**INPUT RECORDS:**
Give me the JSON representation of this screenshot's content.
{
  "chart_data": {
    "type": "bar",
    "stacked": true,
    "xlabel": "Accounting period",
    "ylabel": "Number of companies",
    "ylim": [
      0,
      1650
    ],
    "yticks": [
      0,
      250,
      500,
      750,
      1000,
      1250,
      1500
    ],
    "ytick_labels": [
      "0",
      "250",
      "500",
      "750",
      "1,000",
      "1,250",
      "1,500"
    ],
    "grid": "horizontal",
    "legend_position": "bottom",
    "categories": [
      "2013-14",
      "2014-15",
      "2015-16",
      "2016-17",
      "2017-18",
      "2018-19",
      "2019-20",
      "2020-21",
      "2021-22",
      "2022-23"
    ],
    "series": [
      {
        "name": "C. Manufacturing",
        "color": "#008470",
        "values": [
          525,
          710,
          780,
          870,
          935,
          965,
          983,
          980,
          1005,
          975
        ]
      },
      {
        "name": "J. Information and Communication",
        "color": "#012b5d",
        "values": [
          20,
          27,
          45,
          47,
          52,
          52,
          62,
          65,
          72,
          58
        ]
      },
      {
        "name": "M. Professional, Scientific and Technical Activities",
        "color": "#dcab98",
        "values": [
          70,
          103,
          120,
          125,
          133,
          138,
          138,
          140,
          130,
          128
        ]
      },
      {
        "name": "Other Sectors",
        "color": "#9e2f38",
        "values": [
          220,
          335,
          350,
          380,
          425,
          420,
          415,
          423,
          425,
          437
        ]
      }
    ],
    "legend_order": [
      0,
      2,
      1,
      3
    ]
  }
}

**GOAL:** Extract the full set of entries word for word.

**WORKED ANSWER:**
Give me the JSON representation of this screenshot's content.
{
  "chart_data": {
    "type": "bar",
    "stacked": true,
    "xlabel": "Accounting period",
    "ylabel": "Number of companies",
    "ylim": [
      0,
      1650
    ],
    "yticks": [
      0,
      250,
      500,
      750,
      1000,
      1250,
      1500
    ],
    "ytick_labels": [
      "0",
      "250",
      "500",
      "750",
      "1,000",
      "1,250",
      "1,500"
    ],
    "grid": "horizontal",
    "legend_position": "bottom",
    "categories": [
      "2013-14",
      "2014-15",
      "2015-16",
      "2016-17",
      "2017-18",
      "2018-19",
      "2019-20",
      "2020-21",
      "2021-22",
      "2022-23"
    ],
    "series": [
      {
        "name": "C. Manufacturing",
        "color": "#008470",
        "values": [
          525,
          710,
          780,
          870,
          935,
          965,
          983,
          980,
          1005,
          975
        ]
      },
      {
        "name": "J. Information and Communication",
        "color": "#012b5d",
        "values": [
          20,
          27,
          45,
          47,
          52,
          52,
          62,
          65,
          72,
          58
        ]
      },
      {
        "name": "M. Professional, Scientific and Technical Activities",
        "color": "#dcab98",
        "values": [
          70,
          103,
          120,
          125,
          133,
          138,
          138,
          140,
          130,
          128
        ]
      },
      {
        "name": "Other Sectors",
        "color": "#9e2f38",
        "values": [
          220,
          335,
          350,
          380,
          425,
          420,
          415,
          423,
          425,
          437
        ]
      }
    ],
    "legend_order": [
      0,
      2,
      1,
      3
    ]
  }
}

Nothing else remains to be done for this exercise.